## Start
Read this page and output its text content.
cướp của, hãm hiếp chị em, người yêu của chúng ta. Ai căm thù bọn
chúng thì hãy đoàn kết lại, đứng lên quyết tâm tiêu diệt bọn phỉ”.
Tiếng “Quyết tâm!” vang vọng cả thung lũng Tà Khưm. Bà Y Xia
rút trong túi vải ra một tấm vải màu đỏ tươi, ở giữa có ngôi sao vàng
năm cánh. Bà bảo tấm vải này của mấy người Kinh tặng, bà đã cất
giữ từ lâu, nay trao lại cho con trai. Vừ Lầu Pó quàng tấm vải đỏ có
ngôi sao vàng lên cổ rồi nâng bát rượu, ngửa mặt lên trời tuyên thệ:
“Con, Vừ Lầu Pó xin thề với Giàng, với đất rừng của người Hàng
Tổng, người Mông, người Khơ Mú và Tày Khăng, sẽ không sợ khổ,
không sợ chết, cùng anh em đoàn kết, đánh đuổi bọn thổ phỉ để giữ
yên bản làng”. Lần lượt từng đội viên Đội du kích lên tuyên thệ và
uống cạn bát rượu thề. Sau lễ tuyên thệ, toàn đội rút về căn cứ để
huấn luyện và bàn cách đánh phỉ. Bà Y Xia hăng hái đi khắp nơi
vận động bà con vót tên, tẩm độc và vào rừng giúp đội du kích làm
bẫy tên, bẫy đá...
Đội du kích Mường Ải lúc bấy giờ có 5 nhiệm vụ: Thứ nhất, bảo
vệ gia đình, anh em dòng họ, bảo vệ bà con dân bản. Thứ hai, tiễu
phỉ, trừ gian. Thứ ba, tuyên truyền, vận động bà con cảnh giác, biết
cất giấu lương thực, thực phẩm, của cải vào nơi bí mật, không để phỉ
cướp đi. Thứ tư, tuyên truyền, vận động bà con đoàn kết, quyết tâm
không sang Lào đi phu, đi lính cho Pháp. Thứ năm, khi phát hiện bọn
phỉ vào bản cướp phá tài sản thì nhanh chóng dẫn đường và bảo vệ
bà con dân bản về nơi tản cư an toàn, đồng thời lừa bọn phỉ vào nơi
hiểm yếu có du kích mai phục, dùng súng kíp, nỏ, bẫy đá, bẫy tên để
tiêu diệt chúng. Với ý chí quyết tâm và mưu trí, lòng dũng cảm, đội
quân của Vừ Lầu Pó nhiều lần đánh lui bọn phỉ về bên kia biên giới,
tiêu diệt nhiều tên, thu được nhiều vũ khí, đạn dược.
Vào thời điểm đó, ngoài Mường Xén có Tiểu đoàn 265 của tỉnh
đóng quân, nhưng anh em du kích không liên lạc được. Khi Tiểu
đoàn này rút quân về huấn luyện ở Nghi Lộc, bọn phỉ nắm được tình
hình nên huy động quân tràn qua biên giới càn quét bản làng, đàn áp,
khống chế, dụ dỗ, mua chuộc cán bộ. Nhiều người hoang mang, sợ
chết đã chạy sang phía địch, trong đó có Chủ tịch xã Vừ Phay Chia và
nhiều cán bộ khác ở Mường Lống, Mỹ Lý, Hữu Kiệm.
## End
* _Exercise prompt_
Word for word, extract all the records.

* _Solution_
Read this page and output its text content.
cướp của, hãm hiếp chị em, người yêu của chúng ta. Ai căm thù bọn
chúng thì hãy đoàn kết lại, đứng lên quyết tâm tiêu diệt bọn phỉ”.
Tiếng “Quyết tâm!” vang vọng cả thung lũng Tà Khưm. Bà Y Xia
rút trong túi vải ra một tấm vải màu đỏ tươi, ở giữa có ngôi sao vàng
năm cánh. Bà bảo tấm vải này của mấy người Kinh tặng, bà đã cất
giữ từ lâu, nay trao lại cho con trai. Vừ Lầu Pó quàng tấm vải đỏ có
ngôi sao vàng lên cổ rồi nâng bát rượu, ngửa mặt lên trời tuyên thệ:
“Con, Vừ Lầu Pó xin thề với Giàng, với đất rừng của người Hàng
Tổng, người Mông, người Khơ Mú và Tày Khăng, sẽ không sợ khổ,
không sợ chết, cùng anh em đoàn kết, đánh đuổi bọn thổ phỉ để giữ
yên bản làng”. Lần lượt từng đội viên Đội du kích lên tuyên thệ và
uống cạn bát rượu thề. Sau lễ tuyên thệ, toàn đội rút về căn cứ để
huấn luyện và bàn cách đánh phỉ. Bà Y Xia hăng hái đi khắp nơi
vận động bà con vót tên, tẩm độc và vào rừng giúp đội du kích làm
bẫy tên, bẫy đá...
Đội du kích Mường Ải lúc bấy giờ có 5 nhiệm vụ: Thứ nhất, bảo
vệ gia đình, anh em dòng họ, bảo vệ bà con dân bản. Thứ hai, tiễu
phỉ, trừ gian. Thứ ba, tuyên truyền, vận động bà con cảnh giác, biết
cất giấu lương thực, thực phẩm, của cải vào nơi bí mật, không để phỉ
cướp đi. Thứ tư, tuyên truyền, vận động bà con đoàn kết, quyết tâm
không sang Lào đi phu, đi lính cho Pháp. Thứ năm, khi phát hiện bọn
phỉ vào bản cướp phá tài sản thì nhanh chóng dẫn đường và bảo vệ
bà con dân bản về nơi tản cư an toàn, đồng thời lừa bọn phỉ vào nơi
hiểm yếu có du kích mai phục, dùng súng kíp, nỏ, bẫy đá, bẫy tên để
tiêu diệt chúng. Với ý chí quyết tâm và mưu trí, lòng dũng cảm, đội
quân của Vừ Lầu Pó nhiều lần đánh lui bọn phỉ về bên kia biên giới,
tiêu diệt nhiều tên, thu được nhiều vũ khí, đạn dược.
Vào thời điểm đó, ngoài Mường Xén có Tiểu đoàn 265 của tỉnh
đóng quân, nhưng anh em du kích không liên lạc được. Khi Tiểu
đoàn này rút quân về huấn luyện ở Nghi Lộc, bọn phỉ nắm được tình
hình nên huy động quân tràn qua biên giới càn quét bản làng, đàn áp,
khống chế, dụ dỗ, mua chuộc cán bộ. Nhiều người hoang mang, sợ
chết đã chạy sang phía địch, trong đó có Chủ tịch xã Vừ Phay Chia và
nhiều cán bộ khác ở Mường Lống, Mỹ Lý, Hữu Kiệm.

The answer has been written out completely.